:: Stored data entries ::

----------

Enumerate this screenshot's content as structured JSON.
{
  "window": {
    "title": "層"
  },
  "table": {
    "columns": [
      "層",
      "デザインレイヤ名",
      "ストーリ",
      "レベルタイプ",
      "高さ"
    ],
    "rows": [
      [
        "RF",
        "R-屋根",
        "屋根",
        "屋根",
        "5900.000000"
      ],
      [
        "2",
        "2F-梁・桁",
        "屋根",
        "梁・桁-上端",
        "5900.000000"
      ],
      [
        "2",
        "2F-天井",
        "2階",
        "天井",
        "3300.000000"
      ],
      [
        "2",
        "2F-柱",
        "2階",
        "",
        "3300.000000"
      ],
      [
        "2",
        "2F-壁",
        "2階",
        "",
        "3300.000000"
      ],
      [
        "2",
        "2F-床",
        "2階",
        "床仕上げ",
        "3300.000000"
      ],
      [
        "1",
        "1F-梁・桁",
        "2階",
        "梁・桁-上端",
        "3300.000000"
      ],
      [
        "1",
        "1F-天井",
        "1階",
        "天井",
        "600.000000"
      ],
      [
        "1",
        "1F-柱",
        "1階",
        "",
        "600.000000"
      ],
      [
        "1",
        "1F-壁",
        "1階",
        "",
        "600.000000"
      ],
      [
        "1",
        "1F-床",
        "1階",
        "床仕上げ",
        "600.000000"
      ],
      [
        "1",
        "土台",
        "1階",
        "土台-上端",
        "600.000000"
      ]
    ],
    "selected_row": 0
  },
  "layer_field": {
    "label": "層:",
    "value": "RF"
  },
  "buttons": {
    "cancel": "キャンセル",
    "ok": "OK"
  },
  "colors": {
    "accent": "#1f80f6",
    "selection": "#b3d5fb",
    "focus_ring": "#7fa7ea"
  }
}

----------

Write out every entry again exactly, please, with nothing missing.

Enumerate this screenshot's content as structured JSON.
{
  "window": {
    "title": "層"
  },
  "table": {
    "columns": [
      "層",
      "デザインレイヤ名",
      "ストーリ",
      "レベルタイプ",
      "高さ"
    ],
    "rows": [
      [
        "RF",
        "R-屋根",
        "屋根",
        "屋根",
        "5900.000000"
      ],
      [
        "2",
        "2F-梁・桁",
        "屋根",
        "梁・桁-上端",
        "5900.000000"
      ],
      [
        "2",
        "2F-天井",
        "2階",
        "天井",
        "3300.000000"
      ],
      [
        "2",
        "2F-柱",
        "2階",
        "",
        "3300.000000"
      ],
      [
        "2",
        "2F-壁",
        "2階",
        "",
        "3300.000000"
      ],
      [
        "2",
        "2F-床",
        "2階",
        "床仕上げ",
        "3300.000000"
      ],
      [
        "1",
        "1F-梁・桁",
        "2階",
        "梁・桁-上端",
        "3300.000000"
      ],
      [
        "1",
        "1F-天井",
        "1階",
        "天井",
        "600.000000"
      ],
      [
        "1",
        "1F-柱",
        "1階",
        "",
        "600.000000"
      ],
      [
        "1",
        "1F-壁",
        "1階",
        "",
        "600.000000"
      ],
      [
        "1",
        "1F-床",
        "1階",
        "床仕上げ",
        "600.000000"
      ],
      [
        "1",
        "土台",
        "1階",
        "土台-上端",
        "600.000000"
      ]
    ],
    "selected_row": 0
  },
  "layer_field": {
    "label": "層:",
    "value": "RF"
  },
  "buttons": {
    "cancel": "キャンセル",
    "ok": "OK"
  },
  "colors": {
    "accent": "#1f80f6",
    "selection": "#b3d5fb",
    "focus_ring": "#7fa7ea"
  }
}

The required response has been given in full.